Instructions for the task: Gather, from the listing beneath this task, every line holding the string "datetime".

Material to process:

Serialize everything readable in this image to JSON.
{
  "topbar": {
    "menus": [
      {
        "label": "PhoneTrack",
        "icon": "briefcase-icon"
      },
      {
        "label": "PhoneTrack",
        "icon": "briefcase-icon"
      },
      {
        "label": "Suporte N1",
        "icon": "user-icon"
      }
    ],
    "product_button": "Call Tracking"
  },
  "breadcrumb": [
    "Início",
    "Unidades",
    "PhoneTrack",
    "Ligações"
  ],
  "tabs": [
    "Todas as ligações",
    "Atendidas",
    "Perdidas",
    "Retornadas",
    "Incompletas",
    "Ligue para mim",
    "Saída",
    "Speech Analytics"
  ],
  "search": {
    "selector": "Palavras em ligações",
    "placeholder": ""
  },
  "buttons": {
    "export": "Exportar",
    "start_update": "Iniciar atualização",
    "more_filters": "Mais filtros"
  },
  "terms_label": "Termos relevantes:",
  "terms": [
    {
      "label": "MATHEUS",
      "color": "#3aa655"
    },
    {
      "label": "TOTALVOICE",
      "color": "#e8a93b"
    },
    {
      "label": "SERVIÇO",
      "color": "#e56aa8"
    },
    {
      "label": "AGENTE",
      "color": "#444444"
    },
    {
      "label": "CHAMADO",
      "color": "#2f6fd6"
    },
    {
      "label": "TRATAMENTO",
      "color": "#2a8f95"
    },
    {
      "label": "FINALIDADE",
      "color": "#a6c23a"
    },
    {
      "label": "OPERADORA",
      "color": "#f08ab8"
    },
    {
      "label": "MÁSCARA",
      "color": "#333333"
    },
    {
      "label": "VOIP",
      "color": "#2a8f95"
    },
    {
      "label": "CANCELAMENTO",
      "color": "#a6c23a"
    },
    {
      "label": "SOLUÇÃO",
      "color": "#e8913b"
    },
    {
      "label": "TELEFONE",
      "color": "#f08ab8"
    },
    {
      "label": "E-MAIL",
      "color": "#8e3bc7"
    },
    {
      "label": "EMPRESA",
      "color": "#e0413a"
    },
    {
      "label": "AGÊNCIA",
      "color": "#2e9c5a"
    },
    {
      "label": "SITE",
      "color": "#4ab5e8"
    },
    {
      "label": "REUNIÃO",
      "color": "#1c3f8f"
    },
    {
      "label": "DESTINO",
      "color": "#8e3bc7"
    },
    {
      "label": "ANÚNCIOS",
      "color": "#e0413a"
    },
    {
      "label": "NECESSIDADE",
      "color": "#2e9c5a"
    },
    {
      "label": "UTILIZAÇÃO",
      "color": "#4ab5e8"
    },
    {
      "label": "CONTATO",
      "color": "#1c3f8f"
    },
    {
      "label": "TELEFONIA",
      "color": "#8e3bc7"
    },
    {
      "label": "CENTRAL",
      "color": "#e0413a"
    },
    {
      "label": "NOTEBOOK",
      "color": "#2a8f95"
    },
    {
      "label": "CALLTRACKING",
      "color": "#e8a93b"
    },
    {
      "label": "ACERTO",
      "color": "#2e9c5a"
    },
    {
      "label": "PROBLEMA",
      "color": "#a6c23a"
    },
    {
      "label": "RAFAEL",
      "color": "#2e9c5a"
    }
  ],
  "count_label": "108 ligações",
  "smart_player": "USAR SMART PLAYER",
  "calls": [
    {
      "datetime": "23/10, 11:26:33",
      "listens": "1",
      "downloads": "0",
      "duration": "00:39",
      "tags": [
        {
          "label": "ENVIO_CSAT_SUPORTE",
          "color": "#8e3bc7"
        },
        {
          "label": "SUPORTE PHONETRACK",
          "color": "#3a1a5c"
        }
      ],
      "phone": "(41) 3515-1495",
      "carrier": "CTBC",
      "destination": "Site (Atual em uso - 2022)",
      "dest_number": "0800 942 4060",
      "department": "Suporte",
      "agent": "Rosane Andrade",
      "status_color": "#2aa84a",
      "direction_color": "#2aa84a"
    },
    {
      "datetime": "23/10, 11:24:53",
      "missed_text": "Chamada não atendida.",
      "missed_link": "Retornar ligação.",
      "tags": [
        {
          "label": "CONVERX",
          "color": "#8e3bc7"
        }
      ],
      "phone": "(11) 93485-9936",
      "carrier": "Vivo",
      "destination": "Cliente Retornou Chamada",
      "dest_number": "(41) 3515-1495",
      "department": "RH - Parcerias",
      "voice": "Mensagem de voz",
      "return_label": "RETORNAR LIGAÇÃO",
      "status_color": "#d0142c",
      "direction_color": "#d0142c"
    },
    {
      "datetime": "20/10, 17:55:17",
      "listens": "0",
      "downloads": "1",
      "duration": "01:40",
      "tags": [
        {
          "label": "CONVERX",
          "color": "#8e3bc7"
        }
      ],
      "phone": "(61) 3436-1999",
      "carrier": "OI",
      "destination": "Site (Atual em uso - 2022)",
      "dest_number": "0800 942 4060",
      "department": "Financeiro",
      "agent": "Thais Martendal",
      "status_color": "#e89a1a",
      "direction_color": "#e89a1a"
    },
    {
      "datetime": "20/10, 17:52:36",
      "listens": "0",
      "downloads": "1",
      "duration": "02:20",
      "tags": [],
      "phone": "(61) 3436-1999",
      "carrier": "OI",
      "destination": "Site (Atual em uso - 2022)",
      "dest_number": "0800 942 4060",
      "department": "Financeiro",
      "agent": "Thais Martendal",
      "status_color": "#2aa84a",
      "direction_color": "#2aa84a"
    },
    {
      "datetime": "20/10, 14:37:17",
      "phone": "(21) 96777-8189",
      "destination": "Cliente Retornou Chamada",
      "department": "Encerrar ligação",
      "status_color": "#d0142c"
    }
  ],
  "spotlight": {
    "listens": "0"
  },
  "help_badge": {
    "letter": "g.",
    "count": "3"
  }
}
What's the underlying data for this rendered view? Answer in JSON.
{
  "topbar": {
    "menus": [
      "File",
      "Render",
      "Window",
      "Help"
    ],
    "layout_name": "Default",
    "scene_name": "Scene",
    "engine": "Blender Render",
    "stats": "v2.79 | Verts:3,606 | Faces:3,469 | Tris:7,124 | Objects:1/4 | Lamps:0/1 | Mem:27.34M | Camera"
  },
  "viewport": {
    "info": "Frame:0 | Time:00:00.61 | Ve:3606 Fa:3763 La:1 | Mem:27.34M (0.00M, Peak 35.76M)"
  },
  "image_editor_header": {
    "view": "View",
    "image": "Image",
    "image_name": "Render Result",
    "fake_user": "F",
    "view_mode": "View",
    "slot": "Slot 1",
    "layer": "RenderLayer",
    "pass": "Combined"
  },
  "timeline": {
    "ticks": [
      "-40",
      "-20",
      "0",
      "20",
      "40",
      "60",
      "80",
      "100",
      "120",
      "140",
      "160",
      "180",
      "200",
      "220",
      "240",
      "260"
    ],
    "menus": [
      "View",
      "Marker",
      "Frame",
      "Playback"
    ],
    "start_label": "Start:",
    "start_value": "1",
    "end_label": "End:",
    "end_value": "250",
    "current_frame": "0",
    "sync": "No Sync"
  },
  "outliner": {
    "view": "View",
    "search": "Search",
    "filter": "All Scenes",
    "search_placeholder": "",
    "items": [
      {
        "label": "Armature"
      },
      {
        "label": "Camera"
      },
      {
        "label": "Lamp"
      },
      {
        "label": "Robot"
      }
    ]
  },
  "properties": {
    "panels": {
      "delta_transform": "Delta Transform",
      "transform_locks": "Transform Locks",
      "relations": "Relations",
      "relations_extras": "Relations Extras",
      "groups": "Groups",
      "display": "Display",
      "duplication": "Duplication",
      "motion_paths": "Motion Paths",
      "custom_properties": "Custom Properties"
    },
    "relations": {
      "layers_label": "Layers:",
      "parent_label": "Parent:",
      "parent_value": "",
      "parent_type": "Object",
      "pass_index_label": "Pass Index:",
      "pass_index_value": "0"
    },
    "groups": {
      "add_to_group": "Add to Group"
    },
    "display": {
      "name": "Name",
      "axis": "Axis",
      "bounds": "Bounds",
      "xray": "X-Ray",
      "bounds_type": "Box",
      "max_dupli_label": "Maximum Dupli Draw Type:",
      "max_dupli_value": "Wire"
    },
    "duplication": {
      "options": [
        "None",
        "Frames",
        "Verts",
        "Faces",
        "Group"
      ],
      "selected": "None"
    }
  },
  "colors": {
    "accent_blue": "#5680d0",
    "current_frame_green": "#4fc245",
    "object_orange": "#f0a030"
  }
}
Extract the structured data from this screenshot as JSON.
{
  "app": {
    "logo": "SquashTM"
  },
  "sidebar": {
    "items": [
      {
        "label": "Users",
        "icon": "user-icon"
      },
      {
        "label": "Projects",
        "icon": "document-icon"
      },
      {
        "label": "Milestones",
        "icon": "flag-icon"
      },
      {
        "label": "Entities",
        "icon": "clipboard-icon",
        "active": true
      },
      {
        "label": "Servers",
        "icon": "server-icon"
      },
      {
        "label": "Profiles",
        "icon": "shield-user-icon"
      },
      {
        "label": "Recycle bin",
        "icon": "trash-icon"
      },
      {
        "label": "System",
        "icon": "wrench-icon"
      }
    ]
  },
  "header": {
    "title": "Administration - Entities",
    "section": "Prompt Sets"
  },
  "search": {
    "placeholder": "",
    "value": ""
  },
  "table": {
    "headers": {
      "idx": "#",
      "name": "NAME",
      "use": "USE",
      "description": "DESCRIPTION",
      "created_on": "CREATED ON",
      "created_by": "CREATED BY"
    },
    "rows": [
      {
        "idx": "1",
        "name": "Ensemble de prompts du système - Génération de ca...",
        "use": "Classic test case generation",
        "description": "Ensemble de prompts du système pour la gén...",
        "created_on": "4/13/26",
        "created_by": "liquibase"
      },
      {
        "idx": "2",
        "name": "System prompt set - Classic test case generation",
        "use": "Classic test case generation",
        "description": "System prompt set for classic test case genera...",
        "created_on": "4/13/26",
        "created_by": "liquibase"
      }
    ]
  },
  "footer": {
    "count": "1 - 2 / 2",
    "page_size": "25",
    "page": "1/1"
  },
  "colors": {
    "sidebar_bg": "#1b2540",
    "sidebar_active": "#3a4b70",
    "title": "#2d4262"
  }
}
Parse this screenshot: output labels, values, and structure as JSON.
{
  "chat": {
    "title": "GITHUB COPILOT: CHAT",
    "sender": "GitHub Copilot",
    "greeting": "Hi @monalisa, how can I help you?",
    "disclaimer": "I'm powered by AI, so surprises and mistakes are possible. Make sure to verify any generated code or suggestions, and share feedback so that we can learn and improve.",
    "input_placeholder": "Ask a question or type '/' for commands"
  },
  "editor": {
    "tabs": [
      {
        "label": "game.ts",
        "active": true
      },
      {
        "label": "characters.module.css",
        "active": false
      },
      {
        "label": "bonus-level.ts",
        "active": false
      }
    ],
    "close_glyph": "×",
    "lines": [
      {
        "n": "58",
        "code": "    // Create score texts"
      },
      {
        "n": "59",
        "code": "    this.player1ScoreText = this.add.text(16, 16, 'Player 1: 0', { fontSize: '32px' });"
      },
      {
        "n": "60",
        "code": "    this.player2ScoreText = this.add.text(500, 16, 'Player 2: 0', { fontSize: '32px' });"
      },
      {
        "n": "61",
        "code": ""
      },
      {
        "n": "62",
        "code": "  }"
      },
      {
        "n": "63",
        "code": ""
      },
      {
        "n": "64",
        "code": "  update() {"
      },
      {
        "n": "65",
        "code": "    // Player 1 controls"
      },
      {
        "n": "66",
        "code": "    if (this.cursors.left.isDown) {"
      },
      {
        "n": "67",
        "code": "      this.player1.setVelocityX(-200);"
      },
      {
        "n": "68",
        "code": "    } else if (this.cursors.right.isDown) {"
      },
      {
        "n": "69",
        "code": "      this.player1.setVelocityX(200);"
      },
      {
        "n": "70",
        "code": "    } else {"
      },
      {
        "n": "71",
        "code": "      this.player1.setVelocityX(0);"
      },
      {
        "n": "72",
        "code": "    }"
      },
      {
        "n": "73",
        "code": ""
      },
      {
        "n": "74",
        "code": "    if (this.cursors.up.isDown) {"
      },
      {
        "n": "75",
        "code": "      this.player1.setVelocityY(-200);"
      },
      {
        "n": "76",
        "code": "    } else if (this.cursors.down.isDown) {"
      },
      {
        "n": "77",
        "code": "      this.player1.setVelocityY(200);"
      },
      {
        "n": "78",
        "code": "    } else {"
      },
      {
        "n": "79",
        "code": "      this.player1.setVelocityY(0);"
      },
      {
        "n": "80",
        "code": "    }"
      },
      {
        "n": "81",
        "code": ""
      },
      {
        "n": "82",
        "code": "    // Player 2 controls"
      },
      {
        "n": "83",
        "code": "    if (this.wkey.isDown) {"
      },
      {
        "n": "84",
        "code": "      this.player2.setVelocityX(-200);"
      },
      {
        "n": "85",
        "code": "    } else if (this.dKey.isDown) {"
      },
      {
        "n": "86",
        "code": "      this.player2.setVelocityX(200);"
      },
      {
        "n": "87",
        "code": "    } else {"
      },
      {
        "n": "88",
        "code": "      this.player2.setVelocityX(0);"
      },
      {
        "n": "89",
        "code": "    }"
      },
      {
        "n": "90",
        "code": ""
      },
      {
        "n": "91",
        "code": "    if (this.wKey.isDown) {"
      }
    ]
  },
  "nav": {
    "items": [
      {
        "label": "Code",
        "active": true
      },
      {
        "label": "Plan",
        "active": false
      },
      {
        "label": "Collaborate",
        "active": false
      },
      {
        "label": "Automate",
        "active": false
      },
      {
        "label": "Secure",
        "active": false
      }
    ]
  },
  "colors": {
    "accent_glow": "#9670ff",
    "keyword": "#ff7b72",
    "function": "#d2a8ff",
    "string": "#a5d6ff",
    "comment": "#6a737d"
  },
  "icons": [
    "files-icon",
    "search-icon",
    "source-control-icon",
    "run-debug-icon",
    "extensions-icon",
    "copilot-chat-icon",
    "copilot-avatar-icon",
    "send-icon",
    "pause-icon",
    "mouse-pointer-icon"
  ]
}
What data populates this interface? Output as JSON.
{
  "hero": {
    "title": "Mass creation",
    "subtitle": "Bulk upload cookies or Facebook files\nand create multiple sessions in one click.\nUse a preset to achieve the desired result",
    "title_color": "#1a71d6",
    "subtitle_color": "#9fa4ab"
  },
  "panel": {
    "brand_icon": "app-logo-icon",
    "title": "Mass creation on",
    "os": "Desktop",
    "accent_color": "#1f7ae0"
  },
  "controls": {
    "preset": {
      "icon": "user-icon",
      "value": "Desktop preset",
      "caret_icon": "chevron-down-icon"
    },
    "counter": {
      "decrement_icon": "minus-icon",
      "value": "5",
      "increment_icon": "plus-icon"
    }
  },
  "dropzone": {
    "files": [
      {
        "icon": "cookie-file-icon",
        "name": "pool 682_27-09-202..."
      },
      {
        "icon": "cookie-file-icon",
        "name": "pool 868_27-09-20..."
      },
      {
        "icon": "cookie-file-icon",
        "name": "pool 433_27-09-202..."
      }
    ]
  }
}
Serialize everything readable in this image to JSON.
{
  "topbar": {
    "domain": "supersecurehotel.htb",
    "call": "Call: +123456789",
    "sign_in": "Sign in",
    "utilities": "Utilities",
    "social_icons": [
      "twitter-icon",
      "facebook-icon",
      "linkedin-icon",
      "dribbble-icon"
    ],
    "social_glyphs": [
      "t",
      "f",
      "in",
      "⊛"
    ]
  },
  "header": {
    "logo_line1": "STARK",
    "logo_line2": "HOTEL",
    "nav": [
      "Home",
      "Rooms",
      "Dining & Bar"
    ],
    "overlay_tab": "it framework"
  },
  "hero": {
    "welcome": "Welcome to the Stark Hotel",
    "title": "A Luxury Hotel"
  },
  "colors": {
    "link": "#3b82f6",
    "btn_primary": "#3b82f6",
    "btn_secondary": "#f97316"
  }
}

Task output:
      "datetime": "23/10, 11:26:33",
      "datetime": "23/10, 11:24:53",
      "datetime": "20/10, 17:55:17",
      "datetime": "20/10, 17:52:36",
      "datetime": "20/10, 14:37:17",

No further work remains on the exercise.